▶ [Dataset extract]

BEGIN

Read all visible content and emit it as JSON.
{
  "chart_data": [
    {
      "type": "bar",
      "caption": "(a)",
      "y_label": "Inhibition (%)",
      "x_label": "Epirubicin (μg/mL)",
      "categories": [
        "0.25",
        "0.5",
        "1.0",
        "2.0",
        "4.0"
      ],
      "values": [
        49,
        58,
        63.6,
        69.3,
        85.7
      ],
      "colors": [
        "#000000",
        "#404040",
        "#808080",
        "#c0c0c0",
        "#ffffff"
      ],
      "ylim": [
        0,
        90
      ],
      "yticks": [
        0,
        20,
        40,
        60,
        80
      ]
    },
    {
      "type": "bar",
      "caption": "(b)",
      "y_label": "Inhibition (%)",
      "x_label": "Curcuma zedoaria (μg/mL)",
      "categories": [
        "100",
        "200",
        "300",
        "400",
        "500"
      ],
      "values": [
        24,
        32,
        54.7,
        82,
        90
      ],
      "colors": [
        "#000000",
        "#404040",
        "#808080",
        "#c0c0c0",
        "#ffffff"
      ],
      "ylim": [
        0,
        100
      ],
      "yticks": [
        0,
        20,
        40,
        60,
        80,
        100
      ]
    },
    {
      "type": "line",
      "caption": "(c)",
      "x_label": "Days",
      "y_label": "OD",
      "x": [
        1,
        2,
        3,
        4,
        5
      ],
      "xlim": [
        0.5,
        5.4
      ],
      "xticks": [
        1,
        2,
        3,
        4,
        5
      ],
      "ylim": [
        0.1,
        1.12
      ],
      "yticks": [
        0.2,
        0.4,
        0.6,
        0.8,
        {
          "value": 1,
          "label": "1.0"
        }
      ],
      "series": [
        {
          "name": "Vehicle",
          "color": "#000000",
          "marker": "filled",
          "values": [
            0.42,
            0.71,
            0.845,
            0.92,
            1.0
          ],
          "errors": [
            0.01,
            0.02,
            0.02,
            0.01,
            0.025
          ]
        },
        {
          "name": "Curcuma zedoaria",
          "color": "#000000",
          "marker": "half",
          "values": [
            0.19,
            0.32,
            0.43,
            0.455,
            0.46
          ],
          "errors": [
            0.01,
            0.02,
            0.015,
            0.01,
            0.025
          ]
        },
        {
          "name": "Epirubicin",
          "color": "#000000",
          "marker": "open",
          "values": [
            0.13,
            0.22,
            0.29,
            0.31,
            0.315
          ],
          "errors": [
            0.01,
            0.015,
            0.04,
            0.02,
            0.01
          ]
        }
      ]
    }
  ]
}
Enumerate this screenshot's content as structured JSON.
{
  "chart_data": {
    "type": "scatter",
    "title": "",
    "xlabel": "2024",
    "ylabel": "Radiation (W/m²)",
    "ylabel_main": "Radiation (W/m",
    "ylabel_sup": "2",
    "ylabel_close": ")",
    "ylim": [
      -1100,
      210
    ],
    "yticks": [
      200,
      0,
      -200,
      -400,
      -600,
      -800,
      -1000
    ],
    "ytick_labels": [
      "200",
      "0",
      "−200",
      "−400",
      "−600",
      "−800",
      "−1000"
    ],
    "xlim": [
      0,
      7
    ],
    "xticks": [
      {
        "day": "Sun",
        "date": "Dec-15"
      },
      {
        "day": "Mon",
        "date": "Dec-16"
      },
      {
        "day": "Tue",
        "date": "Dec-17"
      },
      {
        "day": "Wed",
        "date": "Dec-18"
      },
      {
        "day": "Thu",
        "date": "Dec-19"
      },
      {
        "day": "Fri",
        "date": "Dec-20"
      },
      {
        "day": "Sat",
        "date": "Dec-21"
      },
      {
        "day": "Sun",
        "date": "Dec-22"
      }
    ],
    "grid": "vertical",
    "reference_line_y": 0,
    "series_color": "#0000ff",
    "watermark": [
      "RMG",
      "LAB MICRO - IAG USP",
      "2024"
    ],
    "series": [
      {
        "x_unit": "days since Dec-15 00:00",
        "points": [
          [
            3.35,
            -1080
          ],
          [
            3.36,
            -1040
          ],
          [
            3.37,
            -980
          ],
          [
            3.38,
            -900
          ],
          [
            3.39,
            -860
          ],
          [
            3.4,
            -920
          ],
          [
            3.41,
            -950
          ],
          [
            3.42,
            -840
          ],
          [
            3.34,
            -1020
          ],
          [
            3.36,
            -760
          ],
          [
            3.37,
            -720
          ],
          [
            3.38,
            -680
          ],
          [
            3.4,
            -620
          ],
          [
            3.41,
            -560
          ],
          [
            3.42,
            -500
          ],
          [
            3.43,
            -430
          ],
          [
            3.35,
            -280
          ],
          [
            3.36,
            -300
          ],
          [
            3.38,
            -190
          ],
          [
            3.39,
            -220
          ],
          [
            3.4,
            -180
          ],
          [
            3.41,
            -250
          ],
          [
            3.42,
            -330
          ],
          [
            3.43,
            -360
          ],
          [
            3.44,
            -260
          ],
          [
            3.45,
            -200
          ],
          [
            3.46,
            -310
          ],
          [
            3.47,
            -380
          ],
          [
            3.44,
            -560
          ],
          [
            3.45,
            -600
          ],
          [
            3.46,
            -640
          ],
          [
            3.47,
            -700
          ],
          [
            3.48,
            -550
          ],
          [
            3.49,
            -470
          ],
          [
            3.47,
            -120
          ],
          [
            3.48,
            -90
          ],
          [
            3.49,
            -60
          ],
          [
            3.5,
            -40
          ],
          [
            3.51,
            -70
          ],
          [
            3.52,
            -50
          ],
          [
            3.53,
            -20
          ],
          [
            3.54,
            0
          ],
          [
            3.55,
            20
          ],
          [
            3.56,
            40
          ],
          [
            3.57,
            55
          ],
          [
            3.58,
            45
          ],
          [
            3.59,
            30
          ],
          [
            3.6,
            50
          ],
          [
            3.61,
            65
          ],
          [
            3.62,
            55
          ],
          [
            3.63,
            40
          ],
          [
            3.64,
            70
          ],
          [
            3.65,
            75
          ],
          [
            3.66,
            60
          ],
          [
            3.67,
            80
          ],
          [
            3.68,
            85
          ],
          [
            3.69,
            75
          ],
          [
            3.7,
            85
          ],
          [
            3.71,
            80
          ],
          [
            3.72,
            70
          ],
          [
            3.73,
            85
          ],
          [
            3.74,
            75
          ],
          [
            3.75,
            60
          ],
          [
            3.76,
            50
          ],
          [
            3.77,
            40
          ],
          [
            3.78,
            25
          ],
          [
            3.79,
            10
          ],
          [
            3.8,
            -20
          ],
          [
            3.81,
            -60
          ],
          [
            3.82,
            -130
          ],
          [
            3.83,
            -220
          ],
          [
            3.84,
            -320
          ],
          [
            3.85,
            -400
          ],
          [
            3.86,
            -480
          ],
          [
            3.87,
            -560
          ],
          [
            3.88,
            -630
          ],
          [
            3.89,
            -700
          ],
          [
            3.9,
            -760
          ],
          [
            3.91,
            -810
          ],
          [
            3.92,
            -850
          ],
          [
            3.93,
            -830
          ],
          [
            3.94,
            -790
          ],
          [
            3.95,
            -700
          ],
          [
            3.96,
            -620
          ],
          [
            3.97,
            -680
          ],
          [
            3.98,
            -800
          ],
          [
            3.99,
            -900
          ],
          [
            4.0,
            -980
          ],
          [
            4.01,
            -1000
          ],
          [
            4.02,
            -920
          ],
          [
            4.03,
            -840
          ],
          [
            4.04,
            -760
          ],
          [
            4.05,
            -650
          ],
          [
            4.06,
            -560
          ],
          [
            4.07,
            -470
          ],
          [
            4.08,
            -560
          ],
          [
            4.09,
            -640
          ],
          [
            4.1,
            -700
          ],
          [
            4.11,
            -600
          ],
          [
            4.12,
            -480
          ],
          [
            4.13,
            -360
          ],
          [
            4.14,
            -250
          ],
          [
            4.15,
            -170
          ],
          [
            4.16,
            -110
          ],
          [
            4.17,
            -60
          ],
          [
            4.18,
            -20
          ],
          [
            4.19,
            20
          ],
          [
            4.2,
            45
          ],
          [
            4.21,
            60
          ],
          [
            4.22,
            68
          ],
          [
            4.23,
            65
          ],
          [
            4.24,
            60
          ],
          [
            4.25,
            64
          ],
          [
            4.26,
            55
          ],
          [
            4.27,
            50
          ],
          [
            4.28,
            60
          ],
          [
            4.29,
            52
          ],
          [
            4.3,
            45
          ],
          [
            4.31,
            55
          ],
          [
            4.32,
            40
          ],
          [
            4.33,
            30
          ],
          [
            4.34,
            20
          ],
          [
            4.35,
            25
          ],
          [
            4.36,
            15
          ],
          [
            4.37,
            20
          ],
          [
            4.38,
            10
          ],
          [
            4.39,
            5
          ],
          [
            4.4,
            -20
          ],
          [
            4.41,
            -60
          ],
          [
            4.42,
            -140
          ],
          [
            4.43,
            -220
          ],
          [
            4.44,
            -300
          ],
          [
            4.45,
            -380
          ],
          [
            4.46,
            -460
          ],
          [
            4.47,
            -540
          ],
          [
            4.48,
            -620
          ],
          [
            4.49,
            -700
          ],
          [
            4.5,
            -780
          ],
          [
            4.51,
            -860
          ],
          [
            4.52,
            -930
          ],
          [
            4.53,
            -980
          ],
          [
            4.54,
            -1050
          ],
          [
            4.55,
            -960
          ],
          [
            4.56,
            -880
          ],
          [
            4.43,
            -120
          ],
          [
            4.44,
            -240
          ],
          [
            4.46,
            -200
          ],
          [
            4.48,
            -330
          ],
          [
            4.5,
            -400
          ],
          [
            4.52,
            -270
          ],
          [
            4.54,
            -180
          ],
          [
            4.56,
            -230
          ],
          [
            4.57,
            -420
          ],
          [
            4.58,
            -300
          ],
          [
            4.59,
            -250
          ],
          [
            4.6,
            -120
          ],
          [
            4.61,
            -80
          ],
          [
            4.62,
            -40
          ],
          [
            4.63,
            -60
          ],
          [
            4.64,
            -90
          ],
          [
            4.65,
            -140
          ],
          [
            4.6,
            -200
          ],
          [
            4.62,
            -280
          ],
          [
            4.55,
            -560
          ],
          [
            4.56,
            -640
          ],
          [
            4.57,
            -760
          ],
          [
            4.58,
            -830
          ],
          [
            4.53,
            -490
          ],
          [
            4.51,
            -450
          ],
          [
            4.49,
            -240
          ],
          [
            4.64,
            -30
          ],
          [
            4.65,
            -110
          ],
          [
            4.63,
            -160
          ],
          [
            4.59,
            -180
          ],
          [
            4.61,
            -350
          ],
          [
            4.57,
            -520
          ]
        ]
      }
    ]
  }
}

END

▶ [Do this] From the records above, work out how many lines contain the string "zedoaria". Give only the number.

▶ [Correct answer] 2